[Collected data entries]

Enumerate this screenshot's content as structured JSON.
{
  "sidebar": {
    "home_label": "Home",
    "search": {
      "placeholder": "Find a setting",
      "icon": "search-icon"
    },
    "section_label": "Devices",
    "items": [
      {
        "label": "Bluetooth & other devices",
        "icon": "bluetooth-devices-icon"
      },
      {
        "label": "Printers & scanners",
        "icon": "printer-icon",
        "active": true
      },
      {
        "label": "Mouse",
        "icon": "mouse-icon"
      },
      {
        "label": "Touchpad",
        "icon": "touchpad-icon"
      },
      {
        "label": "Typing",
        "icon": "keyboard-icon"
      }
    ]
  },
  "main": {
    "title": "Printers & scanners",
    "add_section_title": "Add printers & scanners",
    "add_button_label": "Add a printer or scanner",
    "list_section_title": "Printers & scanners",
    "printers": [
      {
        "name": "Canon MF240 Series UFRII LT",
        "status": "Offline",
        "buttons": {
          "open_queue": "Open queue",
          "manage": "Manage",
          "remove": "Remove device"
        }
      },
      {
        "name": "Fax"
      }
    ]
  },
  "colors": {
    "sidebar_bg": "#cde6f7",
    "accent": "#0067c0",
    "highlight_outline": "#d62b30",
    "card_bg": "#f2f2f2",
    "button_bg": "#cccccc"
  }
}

==

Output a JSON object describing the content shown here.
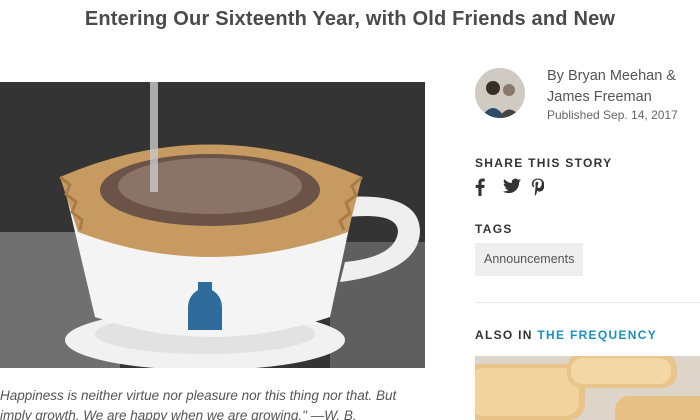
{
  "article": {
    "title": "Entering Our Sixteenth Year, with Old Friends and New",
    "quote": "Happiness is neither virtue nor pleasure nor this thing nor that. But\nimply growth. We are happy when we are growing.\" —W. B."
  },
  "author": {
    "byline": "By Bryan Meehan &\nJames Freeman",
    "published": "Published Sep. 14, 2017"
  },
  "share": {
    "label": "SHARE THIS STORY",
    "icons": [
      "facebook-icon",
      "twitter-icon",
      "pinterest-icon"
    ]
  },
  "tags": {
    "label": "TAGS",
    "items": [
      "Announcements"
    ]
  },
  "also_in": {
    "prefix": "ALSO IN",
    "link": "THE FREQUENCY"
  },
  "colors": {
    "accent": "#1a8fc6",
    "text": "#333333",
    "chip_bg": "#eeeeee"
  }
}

* * *

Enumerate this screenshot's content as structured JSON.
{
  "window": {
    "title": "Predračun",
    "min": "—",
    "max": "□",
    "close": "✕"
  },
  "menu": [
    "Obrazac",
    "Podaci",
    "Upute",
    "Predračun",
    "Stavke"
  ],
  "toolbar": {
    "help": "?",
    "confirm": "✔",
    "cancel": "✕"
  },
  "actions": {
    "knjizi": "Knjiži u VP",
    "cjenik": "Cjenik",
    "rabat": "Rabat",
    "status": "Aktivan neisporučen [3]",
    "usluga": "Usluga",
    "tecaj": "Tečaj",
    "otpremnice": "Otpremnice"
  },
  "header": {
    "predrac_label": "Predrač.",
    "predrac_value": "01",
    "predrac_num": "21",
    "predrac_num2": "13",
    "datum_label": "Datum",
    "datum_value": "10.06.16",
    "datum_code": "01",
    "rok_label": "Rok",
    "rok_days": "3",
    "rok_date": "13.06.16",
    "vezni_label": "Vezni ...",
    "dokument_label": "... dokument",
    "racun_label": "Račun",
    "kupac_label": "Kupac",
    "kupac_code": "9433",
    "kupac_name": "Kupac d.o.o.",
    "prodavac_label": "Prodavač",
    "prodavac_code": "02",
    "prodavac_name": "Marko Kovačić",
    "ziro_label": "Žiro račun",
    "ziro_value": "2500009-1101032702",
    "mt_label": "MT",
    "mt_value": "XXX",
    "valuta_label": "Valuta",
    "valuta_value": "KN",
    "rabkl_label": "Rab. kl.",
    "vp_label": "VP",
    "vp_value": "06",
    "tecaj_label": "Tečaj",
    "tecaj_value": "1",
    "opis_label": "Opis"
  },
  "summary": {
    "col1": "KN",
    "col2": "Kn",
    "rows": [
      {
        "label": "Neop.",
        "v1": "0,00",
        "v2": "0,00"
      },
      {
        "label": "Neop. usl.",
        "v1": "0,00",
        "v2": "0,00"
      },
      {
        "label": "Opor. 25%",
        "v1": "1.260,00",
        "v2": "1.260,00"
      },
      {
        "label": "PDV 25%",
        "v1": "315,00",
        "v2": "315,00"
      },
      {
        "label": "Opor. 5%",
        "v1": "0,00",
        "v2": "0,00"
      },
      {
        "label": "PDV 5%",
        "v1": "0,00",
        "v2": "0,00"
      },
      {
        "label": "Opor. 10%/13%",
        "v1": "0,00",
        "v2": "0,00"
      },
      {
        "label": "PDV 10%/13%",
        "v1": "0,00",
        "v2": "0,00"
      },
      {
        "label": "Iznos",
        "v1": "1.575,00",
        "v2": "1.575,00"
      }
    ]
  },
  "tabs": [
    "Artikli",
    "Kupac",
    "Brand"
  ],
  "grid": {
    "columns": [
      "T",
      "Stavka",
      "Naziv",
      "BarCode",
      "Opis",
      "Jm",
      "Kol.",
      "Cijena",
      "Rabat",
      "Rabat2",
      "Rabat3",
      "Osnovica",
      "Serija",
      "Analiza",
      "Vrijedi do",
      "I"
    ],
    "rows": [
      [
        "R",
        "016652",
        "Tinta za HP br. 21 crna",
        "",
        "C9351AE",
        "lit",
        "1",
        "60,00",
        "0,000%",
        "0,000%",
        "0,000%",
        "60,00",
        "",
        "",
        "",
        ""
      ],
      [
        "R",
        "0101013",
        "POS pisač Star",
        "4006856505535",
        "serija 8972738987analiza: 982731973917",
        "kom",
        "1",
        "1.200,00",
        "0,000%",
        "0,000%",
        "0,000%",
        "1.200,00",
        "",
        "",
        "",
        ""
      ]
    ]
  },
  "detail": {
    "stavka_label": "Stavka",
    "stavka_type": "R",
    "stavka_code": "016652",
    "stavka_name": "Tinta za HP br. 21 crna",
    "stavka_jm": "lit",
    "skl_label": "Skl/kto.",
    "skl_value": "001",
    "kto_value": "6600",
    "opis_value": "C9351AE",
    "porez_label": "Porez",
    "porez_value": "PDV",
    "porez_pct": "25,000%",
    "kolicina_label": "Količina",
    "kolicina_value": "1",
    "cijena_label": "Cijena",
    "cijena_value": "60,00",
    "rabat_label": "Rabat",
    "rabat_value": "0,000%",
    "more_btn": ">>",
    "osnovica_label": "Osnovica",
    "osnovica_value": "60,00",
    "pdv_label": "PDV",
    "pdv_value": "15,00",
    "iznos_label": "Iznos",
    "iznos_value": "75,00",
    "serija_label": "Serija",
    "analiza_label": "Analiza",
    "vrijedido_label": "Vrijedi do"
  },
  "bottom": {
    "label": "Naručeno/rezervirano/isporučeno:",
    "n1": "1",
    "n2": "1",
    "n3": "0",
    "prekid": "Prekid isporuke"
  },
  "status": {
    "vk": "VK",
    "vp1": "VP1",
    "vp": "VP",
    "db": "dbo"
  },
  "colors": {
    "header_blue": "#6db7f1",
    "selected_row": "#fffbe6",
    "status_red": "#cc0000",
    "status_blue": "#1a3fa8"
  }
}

To do
Reply with only the number of lines in the material above where the string "scanners" appears.

Response to this task
4